Trecho fornecido:
****
As notícias no final de junho davam conta de que grandes empresas internacionais, como Coca-Cola, Honda e Unilever estavam reduzindo ou eliminado suas campanhas no Facebook e em outras redes sociais, como o Instagram, a quem apontavam como complacentes na contenção de discursos de ódio. Essa discussão já havia trazido recentes consequências para o Twitter, apontado como pouco ativo na redução desse tipo de mensagem pelos anunciantes, de um lado, e por usuários de interferir muito rigidamente em eliminar mensagens e perfis, de outro.
Um dos expoentes desse debate foi o Presidente Donald Trump, que usa o seu perfil na plataforma do pássaro azul para disseminar mensagens, fustigar adversários e estimular correligionários desde a primeira hora. As pequenas e grandes marcas, que precisam vender tanto para a direita quanto para a esquerda, para carnívoros e também para veganos, para petrolheads e para fanáticos pela bicicleta elétrica, têm receio prudente da ampliação desse movimento. E devem ter.
As redes sociais tiveram um papel de enorme amplificador de vozes antes inaudíveis, bem como tornaram possível que grupos antes dispersos - indivíduos com gostos ou preocupações muito particulares, exóticas ou distantes da média da população - se encontrassem e se identificassem, formando legiões digitais ativas e, em alguns casos, muito virulentas.
Há muitos agentes ativistas para preocupar as organizações no cenário de hoje, que nos permitimos, apenas a título de reflexão, listar: a) consumidores ativistas, que vêm a público para opinar de forma apaixonada sobre produtos e serviços e podem ser vistos e ouvidos por muitos outros agentes que multiplicam os efeitos de um evento individual; b)as ONGs ativistas, que trazem mensagens que, vez ou outra, apelam para a demonização de empresas ou setores, produtos e serviços; c) os acionistas ativistas - muitas vezes, grupos minoritários, mas muito articulados, que podem trazer transtornos consideráveis para os majoritários que não souberem lidar com eles; d)os executivos ativistas, que muitas vezes deixam extravasar para a empresa preocupações que são muito mais deles próprios, frequentemente sem relação direta com suas tradições e posicionamento; e) os funcionários ativistas, que tanto quando denunciam o próprio empregador, quanto quando são denunciados por terceiros trazem impactos que podem ser muitos duros na imagem empresarial; f) os defensores de causas ativistas, apaixonados por causas, hábitos ou comportamentos; e, finalmente, g) o Estado ativista, na figura do Executivo, do Legislativo e do Judiciário, que abraçam causas que são caras a uma parte da população no espaço e no tempo, mas não necessariamente aos seus interesses mais permanentes.
****
Material fornecido:
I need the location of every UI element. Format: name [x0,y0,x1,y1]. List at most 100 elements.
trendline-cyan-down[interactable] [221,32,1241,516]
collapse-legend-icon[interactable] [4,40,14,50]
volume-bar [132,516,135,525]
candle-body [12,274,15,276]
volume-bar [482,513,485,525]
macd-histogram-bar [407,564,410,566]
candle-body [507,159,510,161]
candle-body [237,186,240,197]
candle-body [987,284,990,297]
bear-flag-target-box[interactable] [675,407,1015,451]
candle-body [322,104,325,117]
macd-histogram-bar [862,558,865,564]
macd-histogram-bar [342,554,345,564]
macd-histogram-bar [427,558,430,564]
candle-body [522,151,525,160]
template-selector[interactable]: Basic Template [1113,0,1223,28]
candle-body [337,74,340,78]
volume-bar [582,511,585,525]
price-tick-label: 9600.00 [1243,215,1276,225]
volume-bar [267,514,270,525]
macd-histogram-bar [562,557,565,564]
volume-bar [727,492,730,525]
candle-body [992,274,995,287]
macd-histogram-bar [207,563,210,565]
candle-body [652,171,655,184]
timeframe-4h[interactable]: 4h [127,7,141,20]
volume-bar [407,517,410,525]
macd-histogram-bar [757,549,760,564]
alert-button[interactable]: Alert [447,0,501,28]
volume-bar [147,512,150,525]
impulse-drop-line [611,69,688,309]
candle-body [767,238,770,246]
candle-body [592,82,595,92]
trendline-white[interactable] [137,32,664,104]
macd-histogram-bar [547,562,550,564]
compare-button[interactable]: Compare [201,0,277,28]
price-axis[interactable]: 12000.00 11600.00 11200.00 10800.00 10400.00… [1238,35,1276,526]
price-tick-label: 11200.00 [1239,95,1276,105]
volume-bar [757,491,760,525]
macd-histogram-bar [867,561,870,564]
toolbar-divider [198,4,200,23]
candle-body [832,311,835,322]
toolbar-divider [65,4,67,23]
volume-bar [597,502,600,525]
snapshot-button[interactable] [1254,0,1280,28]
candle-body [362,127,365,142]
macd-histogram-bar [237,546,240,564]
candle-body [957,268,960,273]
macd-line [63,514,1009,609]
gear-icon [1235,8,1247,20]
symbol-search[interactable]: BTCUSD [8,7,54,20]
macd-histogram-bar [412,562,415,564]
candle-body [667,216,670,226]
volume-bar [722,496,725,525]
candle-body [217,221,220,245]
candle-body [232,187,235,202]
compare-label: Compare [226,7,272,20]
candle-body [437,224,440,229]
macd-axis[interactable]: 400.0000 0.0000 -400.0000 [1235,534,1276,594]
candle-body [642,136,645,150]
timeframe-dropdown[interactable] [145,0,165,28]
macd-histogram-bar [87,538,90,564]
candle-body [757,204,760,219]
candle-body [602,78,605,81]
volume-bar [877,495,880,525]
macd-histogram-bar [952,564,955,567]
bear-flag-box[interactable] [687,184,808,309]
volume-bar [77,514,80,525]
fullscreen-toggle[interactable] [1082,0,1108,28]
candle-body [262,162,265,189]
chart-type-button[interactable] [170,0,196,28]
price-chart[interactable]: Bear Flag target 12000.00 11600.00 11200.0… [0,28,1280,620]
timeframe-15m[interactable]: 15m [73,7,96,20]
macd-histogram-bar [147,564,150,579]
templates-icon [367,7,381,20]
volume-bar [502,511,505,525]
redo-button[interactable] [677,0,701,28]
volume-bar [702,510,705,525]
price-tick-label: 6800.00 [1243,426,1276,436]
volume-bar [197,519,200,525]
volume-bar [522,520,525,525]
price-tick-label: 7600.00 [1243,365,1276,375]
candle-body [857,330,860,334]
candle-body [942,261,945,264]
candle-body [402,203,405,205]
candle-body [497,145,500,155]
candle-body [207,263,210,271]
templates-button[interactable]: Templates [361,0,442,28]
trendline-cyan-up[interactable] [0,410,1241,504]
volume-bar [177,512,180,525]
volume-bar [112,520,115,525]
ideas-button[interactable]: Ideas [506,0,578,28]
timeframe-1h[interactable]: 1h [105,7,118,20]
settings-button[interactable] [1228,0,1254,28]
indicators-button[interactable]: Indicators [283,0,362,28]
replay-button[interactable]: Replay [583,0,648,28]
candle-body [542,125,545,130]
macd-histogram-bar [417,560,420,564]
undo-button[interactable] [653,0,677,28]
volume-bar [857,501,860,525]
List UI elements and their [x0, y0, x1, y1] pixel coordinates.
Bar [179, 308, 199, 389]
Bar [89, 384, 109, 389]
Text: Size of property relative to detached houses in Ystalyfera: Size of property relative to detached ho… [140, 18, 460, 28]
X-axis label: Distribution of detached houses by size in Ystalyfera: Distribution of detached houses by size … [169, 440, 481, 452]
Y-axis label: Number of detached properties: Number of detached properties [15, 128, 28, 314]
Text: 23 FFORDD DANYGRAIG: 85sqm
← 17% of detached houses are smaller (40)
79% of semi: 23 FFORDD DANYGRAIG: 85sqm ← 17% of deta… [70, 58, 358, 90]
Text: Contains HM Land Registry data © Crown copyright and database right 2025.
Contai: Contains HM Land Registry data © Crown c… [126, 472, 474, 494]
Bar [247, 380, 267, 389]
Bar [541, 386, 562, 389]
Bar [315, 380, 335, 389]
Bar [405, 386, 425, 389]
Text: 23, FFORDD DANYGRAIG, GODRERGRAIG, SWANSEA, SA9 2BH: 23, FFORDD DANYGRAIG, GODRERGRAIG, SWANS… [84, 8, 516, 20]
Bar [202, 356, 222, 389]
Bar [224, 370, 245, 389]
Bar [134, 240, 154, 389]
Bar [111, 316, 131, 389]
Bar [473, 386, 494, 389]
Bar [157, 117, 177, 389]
****
Exercício curto 1: Segundo o trecho fornecido, quais grandes empresas internacionais estavam reduzindo ou eliminando suas campanhas no Facebook e em outras redes sociais?
Exercício curto 2: Selecione todas as linhas dos registros que contêm a palavra "Land", levando em conta maiúsculas e minúsculas.
O trecho e os registros não têm nenhuma relação entre si.

Resposta completa 1: Coca-Cola, Honda e Unilever.

Resposta completa 2:
Text: Contains HM Land Registry data © Crown copyright and database right 2025.
Contai: Contains HM Land Registry data © Crown c… [126, 472, 474, 494]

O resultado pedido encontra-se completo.